**What to work on**: List every line in the rows below that contains the string "innermost". Matches are case-sensitive.

**Rows**:
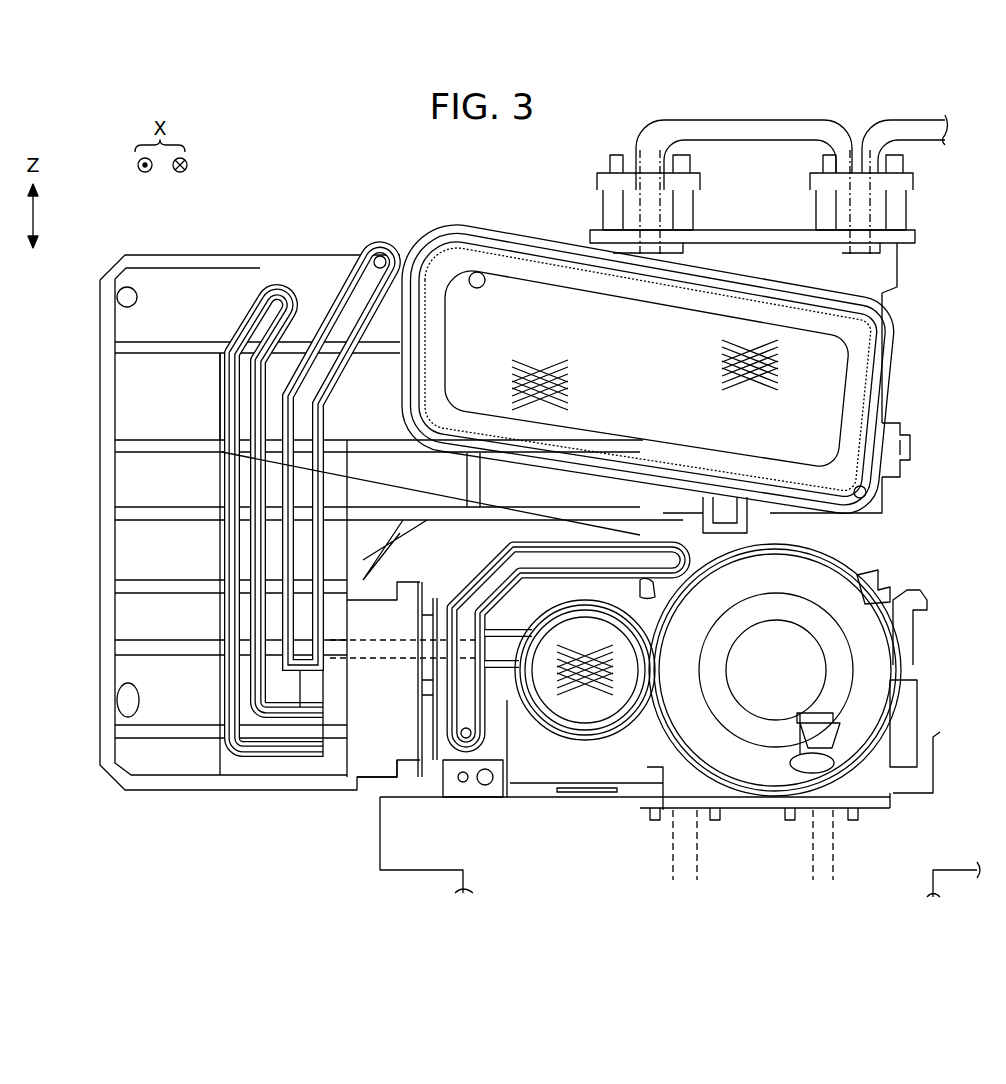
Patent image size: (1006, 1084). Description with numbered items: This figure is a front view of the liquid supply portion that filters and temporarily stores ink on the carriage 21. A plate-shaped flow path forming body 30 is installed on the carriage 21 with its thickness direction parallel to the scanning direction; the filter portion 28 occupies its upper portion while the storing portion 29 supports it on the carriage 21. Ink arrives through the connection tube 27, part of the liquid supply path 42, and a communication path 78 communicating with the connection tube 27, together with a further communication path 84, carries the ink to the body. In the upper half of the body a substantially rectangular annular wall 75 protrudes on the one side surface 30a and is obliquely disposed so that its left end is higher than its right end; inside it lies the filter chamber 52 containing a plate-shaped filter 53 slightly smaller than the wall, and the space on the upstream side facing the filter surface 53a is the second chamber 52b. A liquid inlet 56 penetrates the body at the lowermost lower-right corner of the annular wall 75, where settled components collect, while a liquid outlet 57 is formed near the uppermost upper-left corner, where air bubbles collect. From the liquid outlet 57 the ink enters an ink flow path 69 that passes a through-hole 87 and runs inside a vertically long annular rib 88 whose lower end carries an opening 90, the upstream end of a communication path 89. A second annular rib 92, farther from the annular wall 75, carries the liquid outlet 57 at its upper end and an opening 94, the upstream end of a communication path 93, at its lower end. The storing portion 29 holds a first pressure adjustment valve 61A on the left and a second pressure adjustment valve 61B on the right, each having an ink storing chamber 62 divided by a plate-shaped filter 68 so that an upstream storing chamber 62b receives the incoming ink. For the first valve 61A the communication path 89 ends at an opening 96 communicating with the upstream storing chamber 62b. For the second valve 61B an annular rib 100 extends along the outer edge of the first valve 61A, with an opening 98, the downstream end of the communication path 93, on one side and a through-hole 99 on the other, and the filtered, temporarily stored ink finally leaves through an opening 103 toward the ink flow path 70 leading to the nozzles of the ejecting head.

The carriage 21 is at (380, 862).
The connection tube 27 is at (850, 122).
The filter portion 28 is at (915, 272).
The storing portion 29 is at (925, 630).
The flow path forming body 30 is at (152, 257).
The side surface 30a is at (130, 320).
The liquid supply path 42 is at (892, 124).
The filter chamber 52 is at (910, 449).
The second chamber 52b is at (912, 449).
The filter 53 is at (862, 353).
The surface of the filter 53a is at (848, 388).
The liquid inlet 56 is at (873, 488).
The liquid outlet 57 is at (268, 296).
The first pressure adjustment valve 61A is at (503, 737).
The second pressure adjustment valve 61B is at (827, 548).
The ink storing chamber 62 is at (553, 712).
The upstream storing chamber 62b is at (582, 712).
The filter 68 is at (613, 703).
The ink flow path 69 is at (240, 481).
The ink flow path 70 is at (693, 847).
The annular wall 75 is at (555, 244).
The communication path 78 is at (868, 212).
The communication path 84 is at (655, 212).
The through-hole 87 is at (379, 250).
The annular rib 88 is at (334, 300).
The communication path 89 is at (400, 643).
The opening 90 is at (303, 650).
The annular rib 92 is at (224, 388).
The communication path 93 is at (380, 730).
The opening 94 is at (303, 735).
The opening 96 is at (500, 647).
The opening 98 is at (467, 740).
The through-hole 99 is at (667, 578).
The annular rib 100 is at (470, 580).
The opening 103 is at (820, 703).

--

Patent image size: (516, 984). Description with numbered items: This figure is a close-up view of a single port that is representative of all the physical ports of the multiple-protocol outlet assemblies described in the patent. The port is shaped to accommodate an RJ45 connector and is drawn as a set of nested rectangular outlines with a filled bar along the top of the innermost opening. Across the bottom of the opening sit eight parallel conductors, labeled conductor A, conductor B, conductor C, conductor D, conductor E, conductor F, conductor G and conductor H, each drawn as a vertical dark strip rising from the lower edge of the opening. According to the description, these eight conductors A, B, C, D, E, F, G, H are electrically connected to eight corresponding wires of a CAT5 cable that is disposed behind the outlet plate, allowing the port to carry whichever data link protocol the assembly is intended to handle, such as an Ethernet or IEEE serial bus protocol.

**Task answer**:
Patent image size: (516, 984). Description with numbered items: This figure is a close-up view of a single port that is representative of all the physical ports of the multiple-protocol outlet assemblies described in the patent. The port is shaped to accommodate an RJ45 connector and is drawn as a set of nested rectangular outlines with a filled bar along the top of the innermost opening. Across the bottom of the opening sit eight parallel conductors, labeled conductor A, conductor B, conductor C, conductor D, conductor E, conductor F, conductor G and conductor H, each drawn as a vertical dark strip rising from the lower edge of the opening. According to the description, these eight conductors A, B, C, D, E, F, G, H are electrically connected to eight corresponding wires of a CAT5 cable that is disposed behind the outlet plate, allowing the port to carry whichever data link protocol the assembly is intended to handle, such as an Ethernet or IEEE serial bus protocol.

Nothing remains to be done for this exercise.